BEGIN Material for the task

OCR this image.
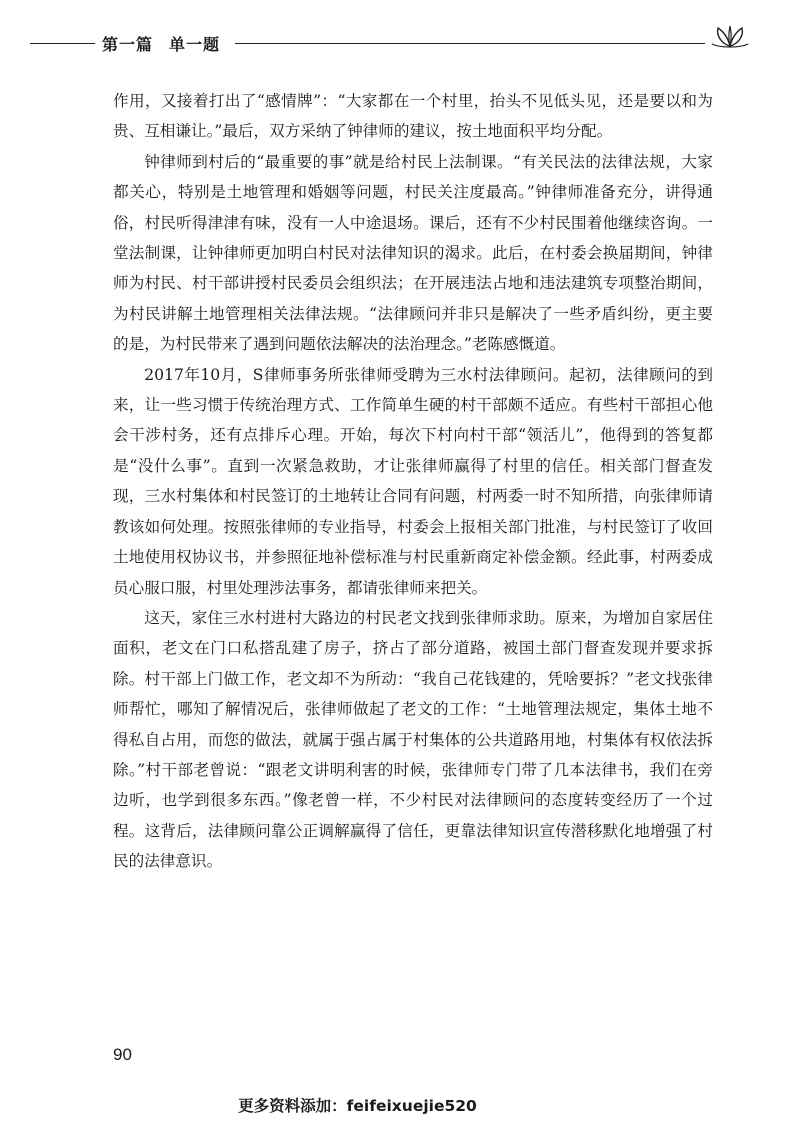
第一篇 单一题

作用，又接着打出了“感情牌”：“大家都在一个村里，抬头不见低头见，还是要以和为贵、互相谦让。”最后，双方采纳了钟律师的建议，按土地面积平均分配。

钟律师到村后的“最重要的事”就是给村民上法制课。“有关民法的法律法规，大家都关心，特别是土地管理和婚姻等问题，村民关注度最高。”钟律师准备充分，讲得通俗，村民听得津津有味，没有一人中途退场。课后，还有不少村民围着他继续咨询。一堂法制课，让钟律师更加明白村民对法律知识的渴求。此后，在村委会换届期间，钟律师为村民、村干部讲授村民委员会组织法；在开展违法占地和违法建筑专项整治期间，为村民讲解土地管理相关法律法规。“法律顾问并非只是解决了一些矛盾纠纷，更主要的是，为村民带来了遇到问题依法解决的法治理念。”老陈感慨道。

2017年10月，S律师事务所张律师受聘为三水村法律顾问。起初，法律顾问的到来，让一些习惯于传统治理方式、工作简单生硬的村干部颇不适应。有些村干部担心他会干涉村务，还有点排斥心理。开始，每次下村向村干部“领活儿”，他得到的答复都是“没什么事”。直到一次紧急救助，才让张律师赢得了村里的信任。相关部门督查发现，三水村集体和村民签订的土地转让合同有问题，村两委一时不知所措，向张律师请教该如何处理。按照张律师的专业指导，村委会上报相关部门批准，与村民签订了收回土地使用权协议书，并参照征地补偿标准与村民重新商定补偿金额。经此事，村两委成员心服口服，村里处理涉法事务，都请张律师来把关。

这天，家住三水村进村大路边的村民老文找到张律师求助。原来，为增加自家居住面积，老文在门口私搭乱建了房子，挤占了部分道路，被国土部门督查发现并要求拆除。村干部上门做工作，老文却不为所动：“我自己花钱建的，凭啥要拆？”老文找张律师帮忙，哪知了解情况后，张律师做起了老文的工作：“土地管理法规定，集体土地不得私自占用，而您的做法，就属于强占属于村集体的公共道路用地，村集体有权依法拆除。”村干部老曾说：“跟老文讲明利害的时候，张律师专门带了几本法律书，我们在旁边听，也学到很多东西。”像老曾一样，不少村民对法律顾问的态度转变经历了一个过程。这背后，法律顾问靠公正调解赢得了信任，更靠法律知识宣传潜移默化地增强了村民的法律意识。

90
更多资料添加：feifeixuejie520
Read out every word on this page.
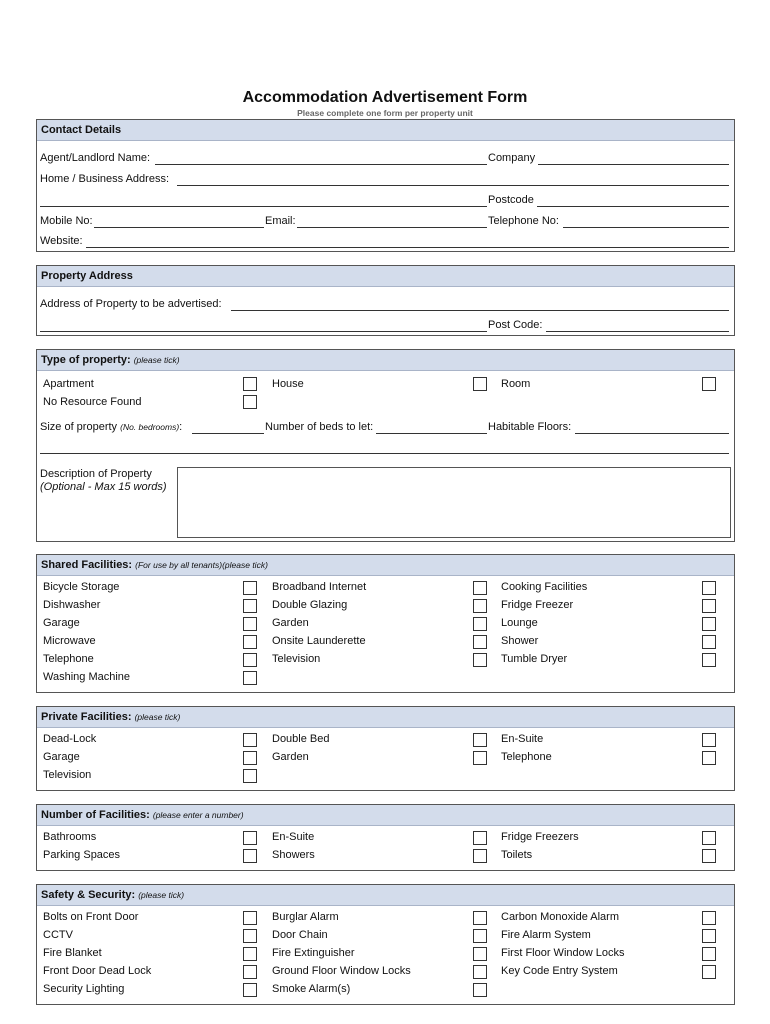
Accommodation Advertisement Form
Please complete one form per property unit
Contact Details
Agent/Landlord Name:	Company
Home / Business Address:
Postcode
Mobile No:	Email:	Telephone No:
Website:
Property Address
Address of Property to be advertised:
Post Code:
Type of property: (please tick)
Apartment	House	Room
No Resource Found
Size of property (No. bedrooms):	Number of beds to let:	Habitable Floors:
Description of Property
(Optional - Max 15 words)
Shared Facilities: (For use by all tenants)(please tick)
Bicycle Storage	Broadband Internet	Cooking Facilities
Dishwasher	Double Glazing	Fridge Freezer
Garage	Garden	Lounge
Microwave	Onsite Launderette	Shower
Telephone	Television	Tumble Dryer
Washing Machine
Private Facilities: (please tick)
Dead-Lock	Double Bed	En-Suite
Garage	Garden	Telephone
Television
Number of Facilities: (please enter a number)
Bathrooms	En-Suite	Fridge Freezers
Parking Spaces	Showers	Toilets
Safety & Security: (please tick)
Bolts on Front Door	Burglar Alarm	Carbon Monoxide Alarm
CCTV	Door Chain	Fire Alarm System
Fire Blanket	Fire Extinguisher	First Floor Window Locks
Front Door Dead Lock	Ground Floor Window Locks	Key Code Entry System
Security Lighting	Smoke Alarm(s)
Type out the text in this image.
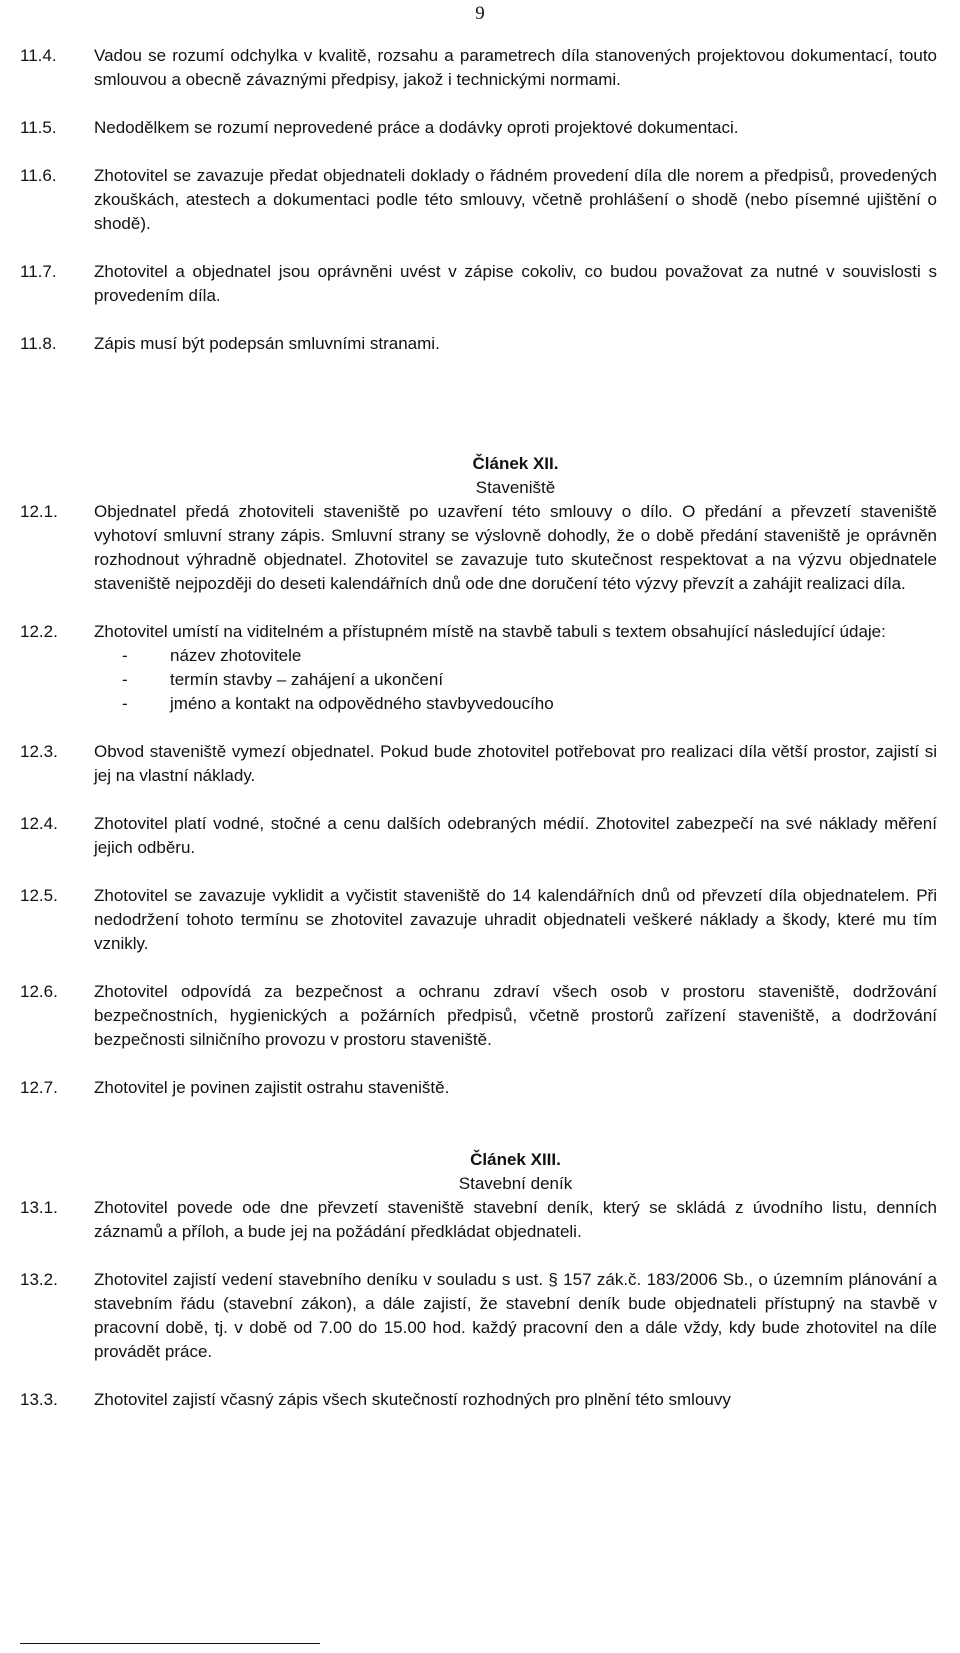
9
11.4.	Vadou se rozumí odchylka v kvalitě, rozsahu a parametrech díla stanovených projektovou dokumentací, touto smlouvou a obecně závaznými předpisy, jakož i technickými normami.
11.5.	Nedodělkem se rozumí neprovedené práce a dodávky oproti projektové dokumentaci.
11.6.	Zhotovitel se zavazuje předat objednateli doklady o řádném provedení díla dle norem a předpisů, provedených zkouškách, atestech a dokumentaci podle této smlouvy, včetně prohlášení o shodě (nebo písemné ujištění o shodě).
11.7.	Zhotovitel a objednatel jsou oprávněni uvést v zápise cokoliv, co budou považovat za nutné v souvislosti s provedením díla.
11.8.	Zápis musí být podepsán smluvními stranami.
Článek XII.
Staveniště
12.1.	Objednatel předá zhotoviteli staveniště po uzavření této smlouvy o dílo. O předání a převzetí staveniště vyhotoví smluvní strany zápis. Smluvní strany se výslovně dohodly, že o době předání staveniště je oprávněn rozhodnout výhradně objednatel. Zhotovitel se zavazuje tuto skutečnost respektovat a na výzvu objednatele staveniště nejpozději do deseti kalendářních dnů ode dne doručení této výzvy převzít a zahájit realizaci díla.
12.2.	Zhotovitel umístí na viditelném a přístupném místě na stavbě tabuli s textem obsahující následující údaje:
-	název zhotovitele
-	termín stavby – zahájení a ukončení
-	jméno a kontakt na odpovědného stavbyvedoucího
12.3.	Obvod staveniště vymezí objednatel. Pokud bude zhotovitel potřebovat pro realizaci díla větší prostor, zajistí si jej na vlastní náklady.
12.4.	Zhotovitel platí vodné, stočné a cenu dalších odebraných médií. Zhotovitel zabezpečí na své náklady měření jejich odběru.
12.5.	Zhotovitel se zavazuje vyklidit a vyčistit staveniště do 14 kalendářních dnů od převzetí díla objednatelem. Při nedodržení tohoto termínu se zhotovitel zavazuje uhradit objednateli veškeré náklady a škody, které mu tím vznikly.
12.6.	Zhotovitel odpovídá za bezpečnost a ochranu zdraví všech osob v prostoru staveniště, dodržování bezpečnostních, hygienických a požárních předpisů, včetně prostorů zařízení staveniště, a dodržování bezpečnosti silničního provozu v prostoru staveniště.
12.7.	Zhotovitel je povinen zajistit ostrahu staveniště.
Článek XIII.
Stavební deník
13.1.	Zhotovitel povede ode dne převzetí staveniště stavební deník, který se skládá z úvodního listu, denních záznamů a příloh, a bude jej na požádání předkládat objednateli.
13.2.	Zhotovitel zajistí vedení stavebního deníku v souladu s ust. § 157 zák.č. 183/2006 Sb., o územním plánování a stavebním řádu (stavební zákon), a dále zajistí, že stavební deník bude objednateli přístupný na stavbě v pracovní době, tj. v době od 7.00 do 15.00 hod. každý pracovní den a dále vždy, kdy bude zhotovitel na díle provádět práce.
13.3.	Zhotovitel zajistí včasný zápis všech skutečností rozhodných pro plnění této smlouvy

END Material for the task

Required task - Identify and list each line with the word "dokumentaci".

Exercise solution -
11.5.	Nedodělkem se rozumí neprovedené práce a dodávky oproti projektové dokumentaci.
11.6.	Zhotovitel se zavazuje předat objednateli doklady o řádném provedení díla dle norem a předpisů, provedených zkouškách, atestech a dokumentaci podle této smlouvy, včetně prohlášení o shodě (nebo písemné ujištění o shodě).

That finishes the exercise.